PROBLEM:
Output the material beneath this task exactly, images excluded.

Rows from a dataset:
○ ○ ○ ○ ○

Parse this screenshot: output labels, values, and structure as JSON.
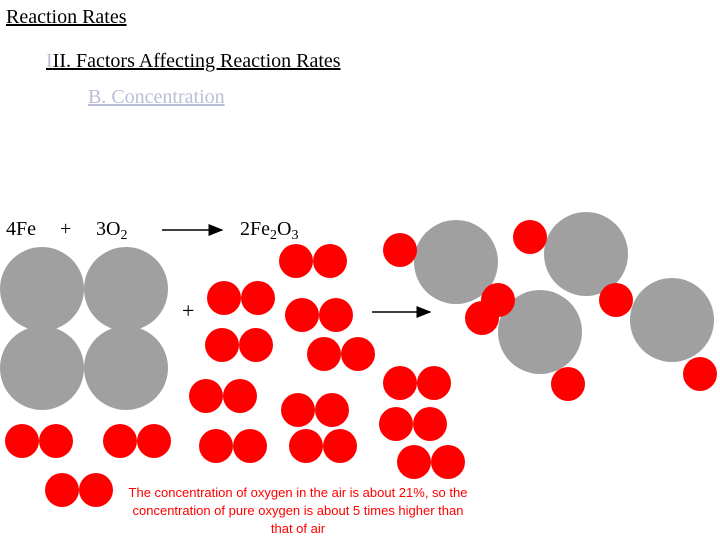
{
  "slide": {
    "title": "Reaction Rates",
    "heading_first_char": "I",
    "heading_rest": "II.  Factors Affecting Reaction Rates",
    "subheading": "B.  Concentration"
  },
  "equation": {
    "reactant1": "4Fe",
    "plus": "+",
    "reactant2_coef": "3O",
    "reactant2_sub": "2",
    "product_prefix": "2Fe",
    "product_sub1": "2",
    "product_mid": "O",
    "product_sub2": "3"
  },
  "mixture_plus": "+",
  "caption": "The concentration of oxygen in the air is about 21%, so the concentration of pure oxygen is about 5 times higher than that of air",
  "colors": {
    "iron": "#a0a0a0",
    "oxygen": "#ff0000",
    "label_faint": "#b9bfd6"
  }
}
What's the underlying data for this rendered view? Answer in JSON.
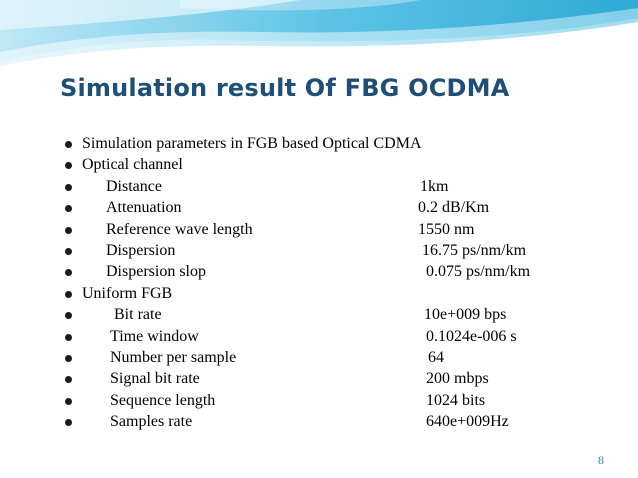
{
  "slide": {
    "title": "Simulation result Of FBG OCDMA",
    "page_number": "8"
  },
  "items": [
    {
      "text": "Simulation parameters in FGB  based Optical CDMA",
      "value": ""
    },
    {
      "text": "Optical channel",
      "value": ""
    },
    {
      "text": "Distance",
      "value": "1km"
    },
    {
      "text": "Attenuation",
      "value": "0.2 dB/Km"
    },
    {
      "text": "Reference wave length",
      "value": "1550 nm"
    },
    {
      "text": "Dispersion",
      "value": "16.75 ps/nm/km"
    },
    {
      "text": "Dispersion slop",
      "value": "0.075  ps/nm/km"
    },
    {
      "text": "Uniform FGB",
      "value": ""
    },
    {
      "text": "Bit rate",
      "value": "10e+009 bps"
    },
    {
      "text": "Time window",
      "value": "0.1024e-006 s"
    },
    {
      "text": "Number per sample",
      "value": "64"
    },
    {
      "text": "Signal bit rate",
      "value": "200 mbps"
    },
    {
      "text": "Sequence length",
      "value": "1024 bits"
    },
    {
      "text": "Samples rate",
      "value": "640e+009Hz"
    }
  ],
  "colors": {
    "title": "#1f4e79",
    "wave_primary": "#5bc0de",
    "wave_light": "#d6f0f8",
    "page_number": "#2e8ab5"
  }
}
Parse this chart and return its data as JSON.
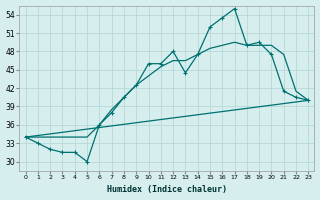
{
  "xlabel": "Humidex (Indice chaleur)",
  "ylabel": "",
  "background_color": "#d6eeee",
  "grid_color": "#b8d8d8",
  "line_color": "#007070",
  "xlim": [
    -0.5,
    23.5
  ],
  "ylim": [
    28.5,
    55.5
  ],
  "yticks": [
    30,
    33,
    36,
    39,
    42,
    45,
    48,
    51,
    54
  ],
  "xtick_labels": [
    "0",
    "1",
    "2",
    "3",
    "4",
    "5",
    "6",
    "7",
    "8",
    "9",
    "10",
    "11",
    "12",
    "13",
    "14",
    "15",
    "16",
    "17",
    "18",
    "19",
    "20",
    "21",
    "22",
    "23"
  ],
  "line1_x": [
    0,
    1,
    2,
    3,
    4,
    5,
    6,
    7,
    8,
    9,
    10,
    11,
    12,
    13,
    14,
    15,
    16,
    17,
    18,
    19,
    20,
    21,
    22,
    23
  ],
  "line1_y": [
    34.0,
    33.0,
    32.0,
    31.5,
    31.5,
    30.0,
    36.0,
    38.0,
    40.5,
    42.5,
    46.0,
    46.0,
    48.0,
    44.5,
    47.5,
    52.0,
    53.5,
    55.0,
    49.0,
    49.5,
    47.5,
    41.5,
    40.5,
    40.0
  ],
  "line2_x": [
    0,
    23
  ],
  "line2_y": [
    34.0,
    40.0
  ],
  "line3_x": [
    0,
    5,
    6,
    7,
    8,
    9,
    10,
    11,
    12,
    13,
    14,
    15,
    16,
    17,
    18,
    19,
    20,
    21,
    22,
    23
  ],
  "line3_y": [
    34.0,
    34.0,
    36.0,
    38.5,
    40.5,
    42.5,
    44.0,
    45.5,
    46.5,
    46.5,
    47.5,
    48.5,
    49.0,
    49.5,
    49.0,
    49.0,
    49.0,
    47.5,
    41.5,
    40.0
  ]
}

○ ○ ○ ○ ○

TASK SOLUTION:
Parse this screenshot: output labels, values, and structure as JSON.
{
  "slide": {
    "title": "Reaction Rates",
    "heading_first_char": "I",
    "heading_rest": "II.  Factors Affecting Reaction Rates",
    "subheading": "B.  Concentration"
  },
  "equation": {
    "reactant1": "4Fe",
    "plus": "+",
    "reactant2_coef": "3O",
    "reactant2_sub": "2",
    "product_prefix": "2Fe",
    "product_sub1": "2",
    "product_mid": "O",
    "product_sub2": "3"
  },
  "mixture_plus": "+",
  "caption": "The concentration of oxygen in the air is about 21%, so the concentration of pure oxygen is about 5 times higher than that of air",
  "colors": {
    "iron": "#a0a0a0",
    "oxygen": "#ff0000",
    "label_faint": "#b9bfd6"
  }
}
What's the underlying data for this rendered view? Answer in JSON.
{
  "slide": {
    "title": "Simulation result Of FBG OCDMA",
    "page_number": "8"
  },
  "items": [
    {
      "text": "Simulation parameters in FGB  based Optical CDMA",
      "value": ""
    },
    {
      "text": "Optical channel",
      "value": ""
    },
    {
      "text": "Distance",
      "value": "1km"
    },
    {
      "text": "Attenuation",
      "value": "0.2 dB/Km"
    },
    {
      "text": "Reference wave length",
      "value": "1550 nm"
    },
    {
      "text": "Dispersion",
      "value": "16.75 ps/nm/km"
    },
    {
      "text": "Dispersion slop",
      "value": "0.075  ps/nm/km"
    },
    {
      "text": "Uniform FGB",
      "value": ""
    },
    {
      "text": "Bit rate",
      "value": "10e+009 bps"
    },
    {
      "text": "Time window",
      "value": "0.1024e-006 s"
    },
    {
      "text": "Number per sample",
      "value": "64"
    },
    {
      "text": "Signal bit rate",
      "value": "200 mbps"
    },
    {
      "text": "Sequence length",
      "value": "1024 bits"
    },
    {
      "text": "Samples rate",
      "value": "640e+009Hz"
    }
  ],
  "colors": {
    "title": "#1f4e79",
    "wave_primary": "#5bc0de",
    "wave_light": "#d6f0f8",
    "page_number": "#2e8ab5"
  }
}
Parse this chart and return its data as JSON.
{
  "xlabel": "Humidex (Indice chaleur)",
  "ylabel": "",
  "background_color": "#d6eeee",
  "grid_color": "#b8d8d8",
  "line_color": "#007070",
  "xlim": [
    -0.5,
    23.5
  ],
  "ylim": [
    28.5,
    55.5
  ],
  "yticks": [
    30,
    33,
    36,
    39,
    42,
    45,
    48,
    51,
    54
  ],
  "xtick_labels": [
    "0",
    "1",
    "2",
    "3",
    "4",
    "5",
    "6",
    "7",
    "8",
    "9",
    "10",
    "11",
    "12",
    "13",
    "14",
    "15",
    "16",
    "17",
    "18",
    "19",
    "20",
    "21",
    "22",
    "23"
  ],
  "line1_x": [
    0,
    1,
    2,
    3,
    4,
    5,
    6,
    7,
    8,
    9,
    10,
    11,
    12,
    13,
    14,
    15,
    16,
    17,
    18,
    19,
    20,
    21,
    22,
    23
  ],
  "line1_y": [
    34.0,
    33.0,
    32.0,
    31.5,
    31.5,
    30.0,
    36.0,
    38.0,
    40.5,
    42.5,
    46.0,
    46.0,
    48.0,
    44.5,
    47.5,
    52.0,
    53.5,
    55.0,
    49.0,
    49.5,
    47.5,
    41.5,
    40.5,
    40.0
  ],
  "line2_x": [
    0,
    23
  ],
  "line2_y": [
    34.0,
    40.0
  ],
  "line3_x": [
    0,
    5,
    6,
    7,
    8,
    9,
    10,
    11,
    12,
    13,
    14,
    15,
    16,
    17,
    18,
    19,
    20,
    21,
    22,
    23
  ],
  "line3_y": [
    34.0,
    34.0,
    36.0,
    38.5,
    40.5,
    42.5,
    44.0,
    45.5,
    46.5,
    46.5,
    47.5,
    48.5,
    49.0,
    49.5,
    49.0,
    49.0,
    49.0,
    47.5,
    41.5,
    40.0
  ]
}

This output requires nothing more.